**DATA SHOWN**.
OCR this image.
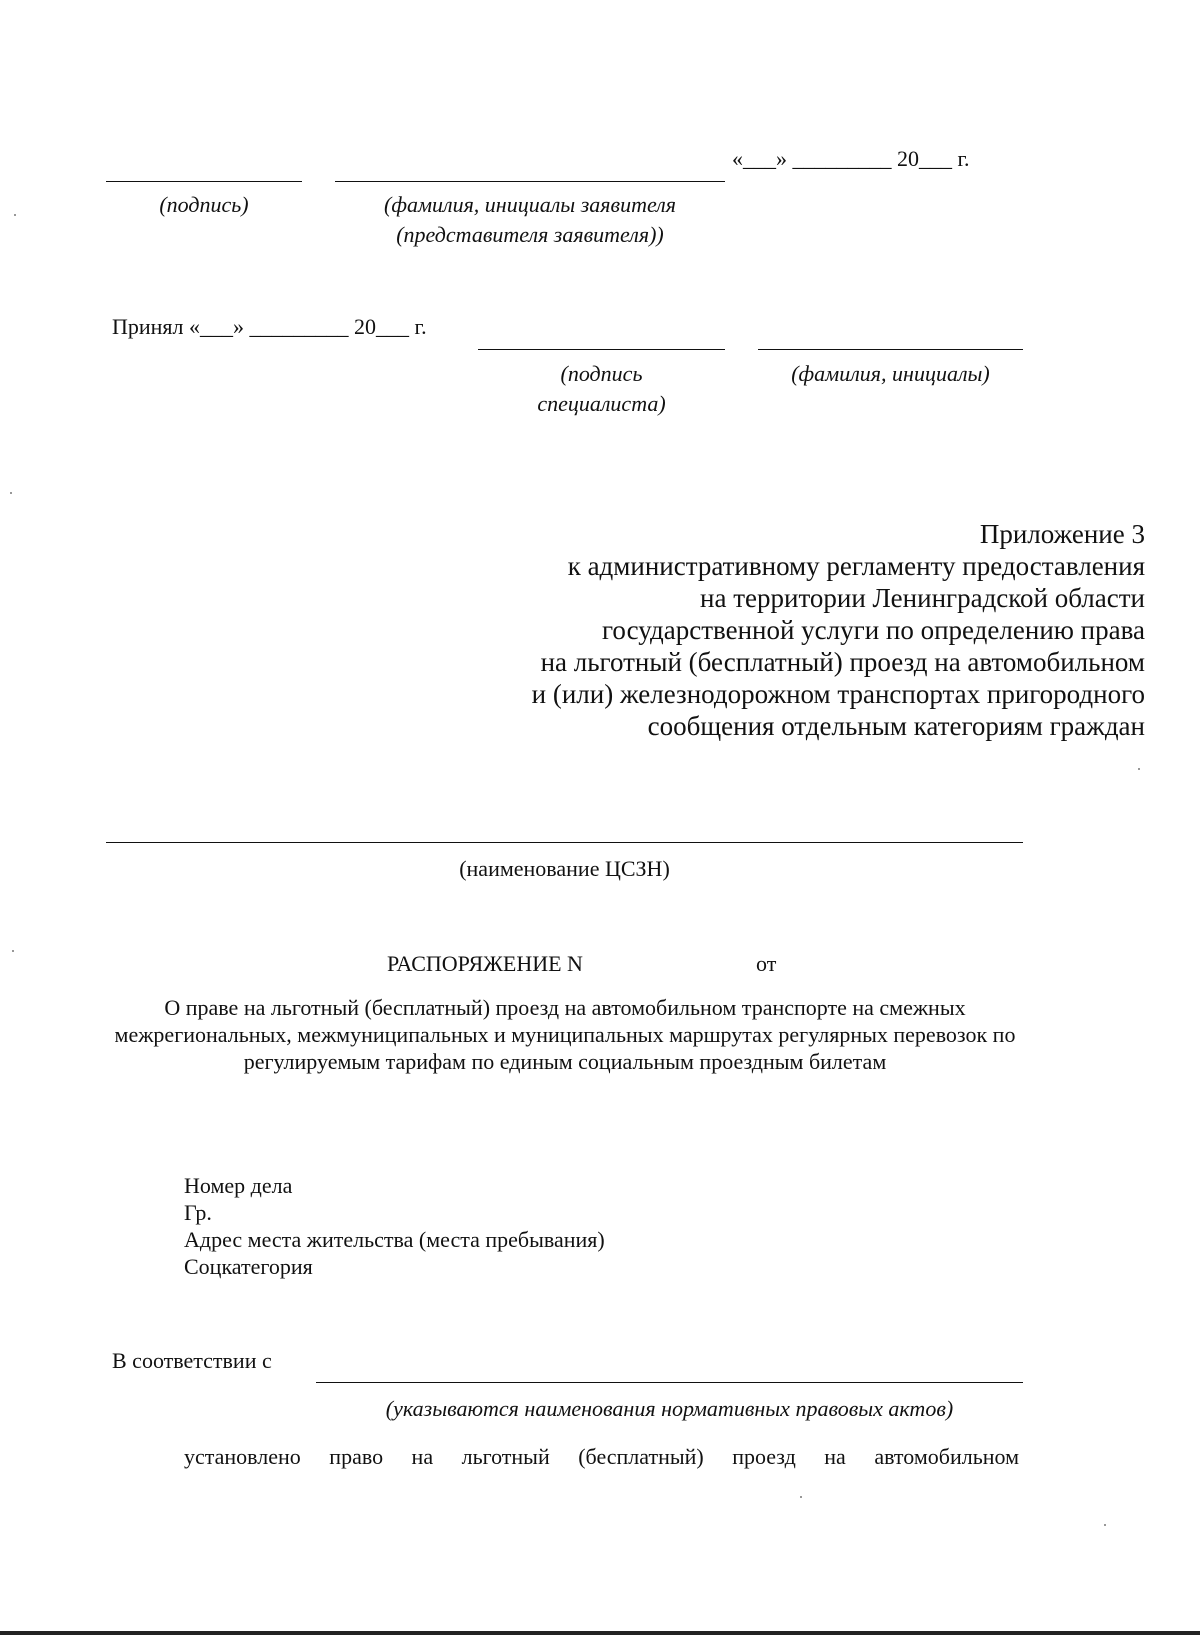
«___» _________ 20___ г.
(подпись)	(фамилия, инициалы заявителя
(представителя заявителя))
Принял «___» _________ 20___ г.
(подпись
специалиста)
(фамилия, инициалы)
Приложение 3
к административному регламенту предоставления
на территории Ленинградской области
государственной услуги по определению права
на льготный (бесплатный) проезд на автомобильном
и (или) железнодорожном транспортах пригородного
сообщения отдельным категориям граждан
(наименование ЦСЗН)
РАСПОРЯЖЕНИЕ N	от
О праве на льготный (бесплатный) проезд на автомобильном транспорте на смежных межрегиональных, межмуниципальных и муниципальных маршрутах регулярных перевозок по регулируемым тарифам по единым социальным проездным билетам
Номер дела
Гр.
Адрес места жительства (места пребывания)
Соцкатегория
В соответствии с
(указываются наименования нормативных правовых актов)
установлено право на льготный (бесплатный) проезд на автомобильном
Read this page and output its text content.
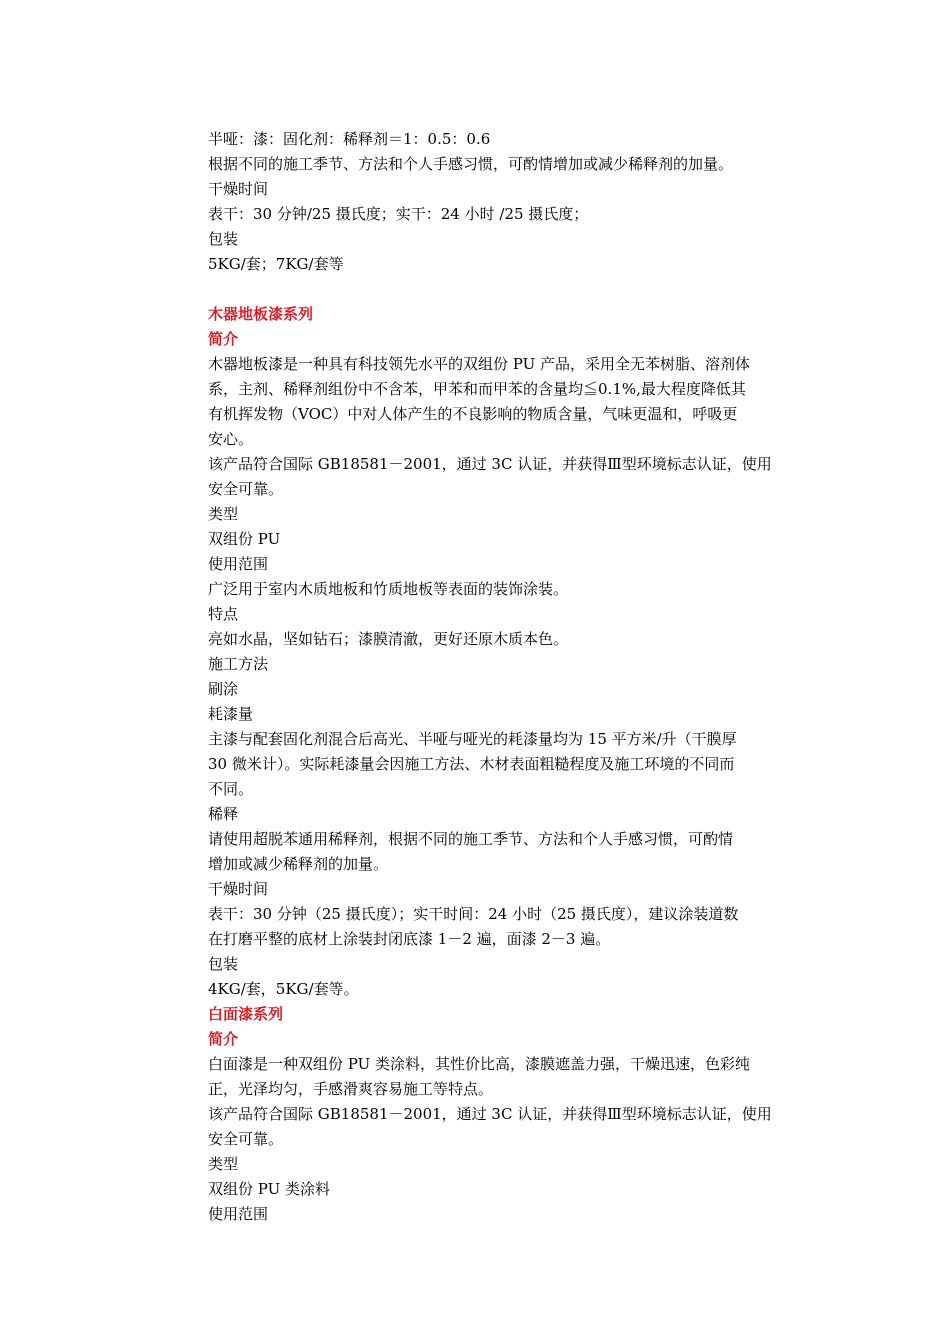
半哑：漆：固化剂：稀释剂＝1：0.5：0.6
根据不同的施工季节、方法和个人手感习惯，可酌情增加或减少稀释剂的加量。
干燥时间
表干：30 分钟/25 摄氏度；实干：24 小时 /25 摄氏度；
包装
5KG/套；7KG/套等
木器地板漆系列
简介
木器地板漆是一种具有科技领先水平的双组份 PU 产品，采用全无苯树脂、溶剂体
系，主剂、稀释剂组份中不含苯，甲苯和而甲苯的含量均≦0.1%,最大程度降低其
有机挥发物（VOC）中对人体产生的不良影响的物质含量，气味更温和，呼吸更
安心。
该产品符合国际 GB18581－2001，通过 3C 认证，并获得Ⅲ型环境标志认证，使用
安全可靠。
类型
双组份 PU
使用范围
广泛用于室内木质地板和竹质地板等表面的装饰涂装。
特点
亮如水晶，坚如钻石；漆膜清澈，更好还原木质本色。
施工方法
刷涂
耗漆量
主漆与配套固化剂混合后高光、半哑与哑光的耗漆量均为 15 平方米/升（干膜厚
30 微米计）。实际耗漆量会因施工方法、木材表面粗糙程度及施工环境的不同而
不同。
稀释
请使用超脱苯通用稀释剂，根据不同的施工季节、方法和个人手感习惯，可酌情
增加或减少稀释剂的加量。
干燥时间
表干：30 分钟（25 摄氏度）；实干时间：24 小时（25 摄氏度），建议涂装道数
在打磨平整的底材上涂装封闭底漆 1－2 遍，面漆 2－3 遍。
包装
4KG/套，5KG/套等。
白面漆系列
简介
白面漆是一种双组份 PU 类涂料，其性价比高，漆膜遮盖力强，干燥迅速，色彩纯
正，光泽均匀，手感滑爽容易施工等特点。
该产品符合国际 GB18581－2001，通过 3C 认证，并获得Ⅲ型环境标志认证，使用
安全可靠。
类型
双组份 PU 类涂料
使用范围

**EXERCISE GOAL**. Scan the material above for the string "фамилия" and return the lines that hold it.

**FULL ANSWER**.
(подпись)	(фамилия, инициалы заявителя
(фамилия, инициалы)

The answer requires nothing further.